_ASSIGNED TASK_:
The full listing, word for word and free of images, is the expected result.

_RECORDS_:
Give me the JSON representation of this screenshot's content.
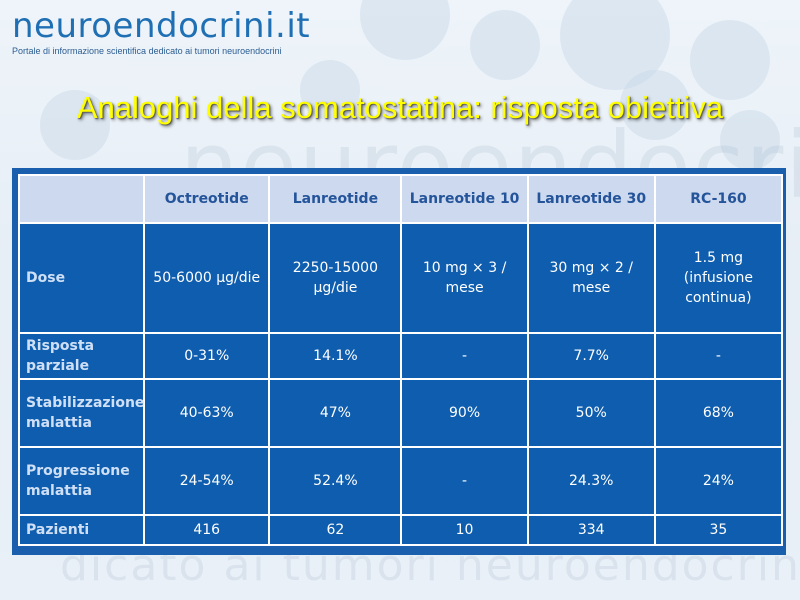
{
  "logo": {
    "title": "neuroendocrini.it",
    "tagline": "Portale di informazione scientifica dedicato ai tumori neuroendocrini"
  },
  "watermark": {
    "top": "neuroendocrini",
    "bottom": "dicato ai tumori neuroendocrini"
  },
  "slide": {
    "title": "Analoghi della somatostatina: risposta obiettiva"
  },
  "table": {
    "columns": [
      "",
      "Octreotide",
      "Lanreotide",
      "Lanreotide 10",
      "Lanreotide 30",
      "RC-160"
    ],
    "rows": [
      {
        "label": "Dose",
        "cells": [
          "50-6000 µg/die",
          "2250-15000 µg/die",
          "10 mg × 3 / mese",
          "30 mg × 2 / mese",
          "1.5 mg (infusione continua)"
        ]
      },
      {
        "label": "Risposta parziale",
        "cells": [
          "0-31%",
          "14.1%",
          "-",
          "7.7%",
          "-"
        ]
      },
      {
        "label": "Stabilizzazione malattia",
        "cells": [
          "40-63%",
          "47%",
          "90%",
          "50%",
          "68%"
        ]
      },
      {
        "label": "Progressione malattia",
        "cells": [
          "24-54%",
          "52.4%",
          "-",
          "24.3%",
          "24%"
        ]
      },
      {
        "label": "Pazienti",
        "cells": [
          "416",
          "62",
          "10",
          "334",
          "35"
        ]
      }
    ]
  },
  "colors": {
    "title_text": "#ffff00",
    "table_body": "#0f5dae",
    "table_header": "#cdd9ee",
    "logo_blue": "#1f6fb4"
  }
}
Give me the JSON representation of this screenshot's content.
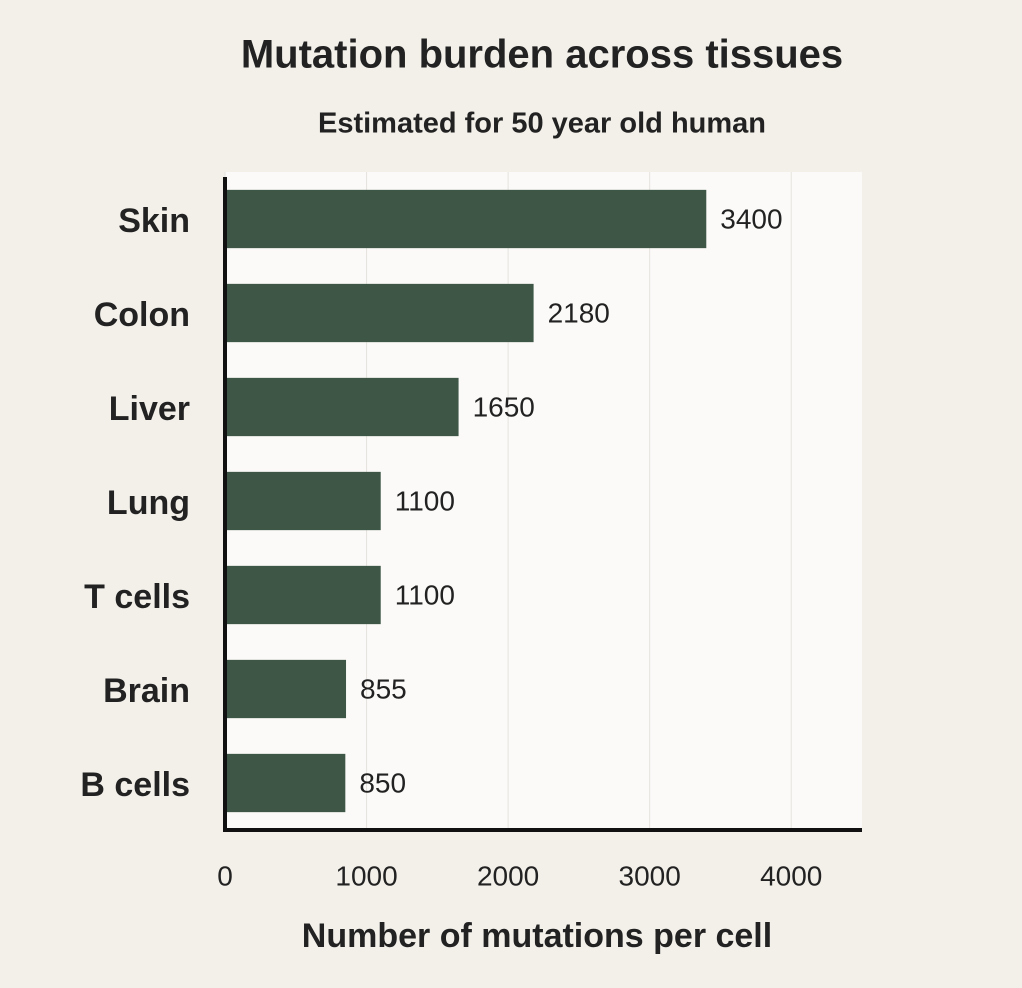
{
  "chart_data": {
    "type": "bar",
    "orientation": "horizontal",
    "title": "Mutation burden across tissues",
    "subtitle": "Estimated for 50 year old human",
    "x_label": "Number of mutations per cell",
    "categories": [
      "Skin",
      "Colon",
      "Liver",
      "Lung",
      "T cells",
      "Brain",
      "B cells"
    ],
    "values": [
      3400,
      2180,
      1650,
      1100,
      1100,
      855,
      850
    ],
    "color": "#3d5646",
    "xlim": [
      0,
      4500
    ],
    "xticks": [
      0,
      1000,
      2000,
      3000,
      4000
    ],
    "grid": true
  }
}
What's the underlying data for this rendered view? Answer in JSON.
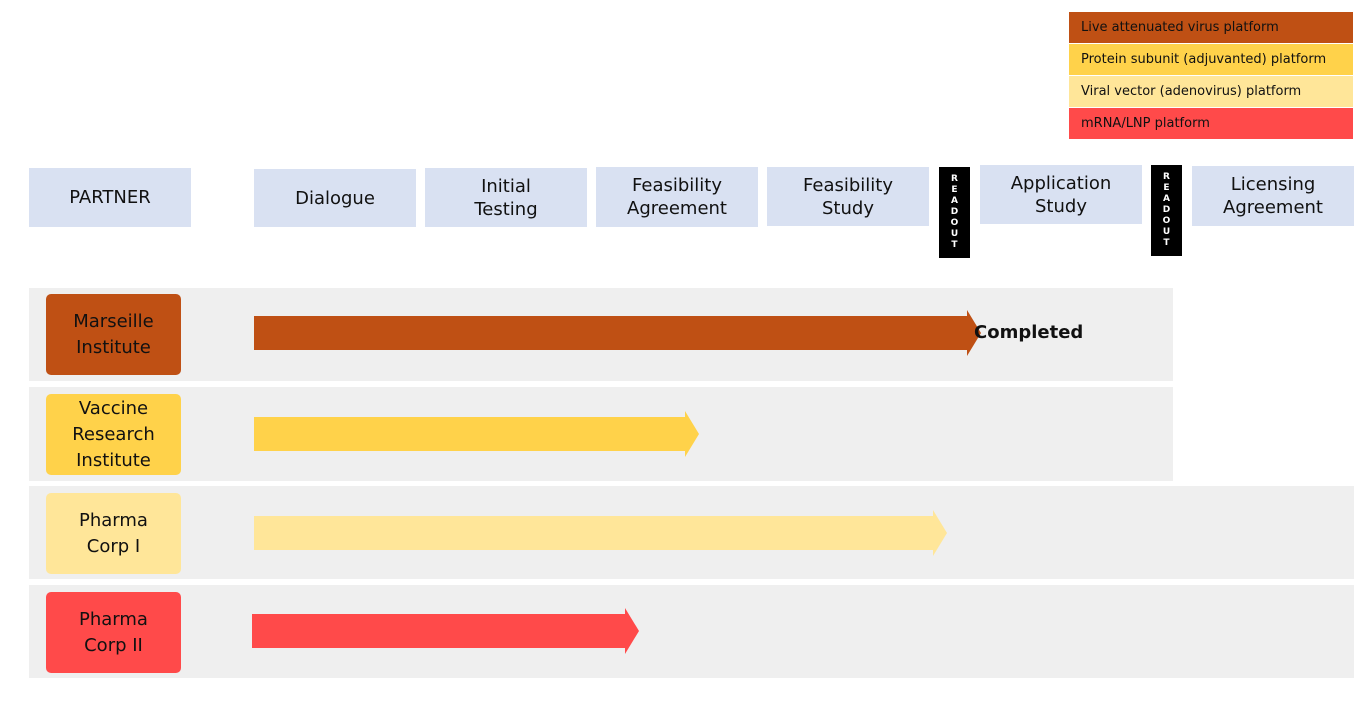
{
  "legend": [
    {
      "label": "Live attenuated virus platform",
      "color": "#bf5014"
    },
    {
      "label": "Protein subunit (adjuvanted) platform",
      "color": "#ffd24a"
    },
    {
      "label": "Viral vector (adenovirus) platform",
      "color": "#ffe699"
    },
    {
      "label": "mRNA/LNP platform",
      "color": "#ff4a4a"
    }
  ],
  "header": {
    "partner": "PARTNER",
    "stages": [
      "Dialogue",
      "Initial\nTesting",
      "Feasibility\nAgreement",
      "Feasibility\nStudy",
      "Application\nStudy",
      "Licensing\nAgreement"
    ],
    "readout": "READOUT"
  },
  "rows": [
    {
      "partner": "Marseille\nInstitute",
      "color": "#bf5014",
      "status": "Completed",
      "progress_end_stage": 4.25
    },
    {
      "partner": "Vaccine\nResearch\nInstitute",
      "color": "#ffd24a",
      "status": "",
      "progress_end_stage": 2.6
    },
    {
      "partner": "Pharma\nCorp I",
      "color": "#ffe699",
      "status": "",
      "progress_end_stage": 4.05
    },
    {
      "partner": "Pharma\nCorp II",
      "color": "#ff4a4a",
      "status": "",
      "progress_end_stage": 2.25
    }
  ]
}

_OUTPUT OF THE EXERCISE_:
Give me the JSON representation of this screenshot's content.
{
  "logo": {
    "title": "neuroendocrini.it",
    "tagline": "Portale di informazione scientifica dedicato ai tumori neuroendocrini"
  },
  "watermark": {
    "top": "neuroendocrini",
    "bottom": "dicato ai tumori neuroendocrini"
  },
  "slide": {
    "title": "Analoghi della somatostatina: risposta obiettiva"
  },
  "table": {
    "columns": [
      "",
      "Octreotide",
      "Lanreotide",
      "Lanreotide 10",
      "Lanreotide 30",
      "RC-160"
    ],
    "rows": [
      {
        "label": "Dose",
        "cells": [
          "50-6000 µg/die",
          "2250-15000 µg/die",
          "10 mg × 3 / mese",
          "30 mg × 2 / mese",
          "1.5 mg (infusione continua)"
        ]
      },
      {
        "label": "Risposta parziale",
        "cells": [
          "0-31%",
          "14.1%",
          "-",
          "7.7%",
          "-"
        ]
      },
      {
        "label": "Stabilizzazione malattia",
        "cells": [
          "40-63%",
          "47%",
          "90%",
          "50%",
          "68%"
        ]
      },
      {
        "label": "Progressione malattia",
        "cells": [
          "24-54%",
          "52.4%",
          "-",
          "24.3%",
          "24%"
        ]
      },
      {
        "label": "Pazienti",
        "cells": [
          "416",
          "62",
          "10",
          "334",
          "35"
        ]
      }
    ]
  },
  "colors": {
    "title_text": "#ffff00",
    "table_body": "#0f5dae",
    "table_header": "#cdd9ee",
    "logo_blue": "#1f6fb4"
  }
}
Give me the JSON representation of this screenshot's content.
{
  "chart_data": {
    "type": "bar",
    "orientation": "horizontal",
    "title": "Mutation burden across tissues",
    "subtitle": "Estimated for 50 year old human",
    "x_label": "Number of mutations per cell",
    "categories": [
      "Skin",
      "Colon",
      "Liver",
      "Lung",
      "T cells",
      "Brain",
      "B cells"
    ],
    "values": [
      3400,
      2180,
      1650,
      1100,
      1100,
      855,
      850
    ],
    "color": "#3d5646",
    "xlim": [
      0,
      4500
    ],
    "xticks": [
      0,
      1000,
      2000,
      3000,
      4000
    ],
    "grid": true
  }
}
What's the underlying data for this rendered view? Answer in JSON.
{
  "legend": [
    {
      "label": "Live attenuated virus platform",
      "color": "#bf5014"
    },
    {
      "label": "Protein subunit (adjuvanted) platform",
      "color": "#ffd24a"
    },
    {
      "label": "Viral vector (adenovirus) platform",
      "color": "#ffe699"
    },
    {
      "label": "mRNA/LNP platform",
      "color": "#ff4a4a"
    }
  ],
  "header": {
    "partner": "PARTNER",
    "stages": [
      "Dialogue",
      "Initial\nTesting",
      "Feasibility\nAgreement",
      "Feasibility\nStudy",
      "Application\nStudy",
      "Licensing\nAgreement"
    ],
    "readout": "READOUT"
  },
  "rows": [
    {
      "partner": "Marseille\nInstitute",
      "color": "#bf5014",
      "status": "Completed",
      "progress_end_stage": 4.25
    },
    {
      "partner": "Vaccine\nResearch\nInstitute",
      "color": "#ffd24a",
      "status": "",
      "progress_end_stage": 2.6
    },
    {
      "partner": "Pharma\nCorp I",
      "color": "#ffe699",
      "status": "",
      "progress_end_stage": 4.05
    },
    {
      "partner": "Pharma\nCorp II",
      "color": "#ff4a4a",
      "status": "",
      "progress_end_stage": 2.25
    }
  ]
}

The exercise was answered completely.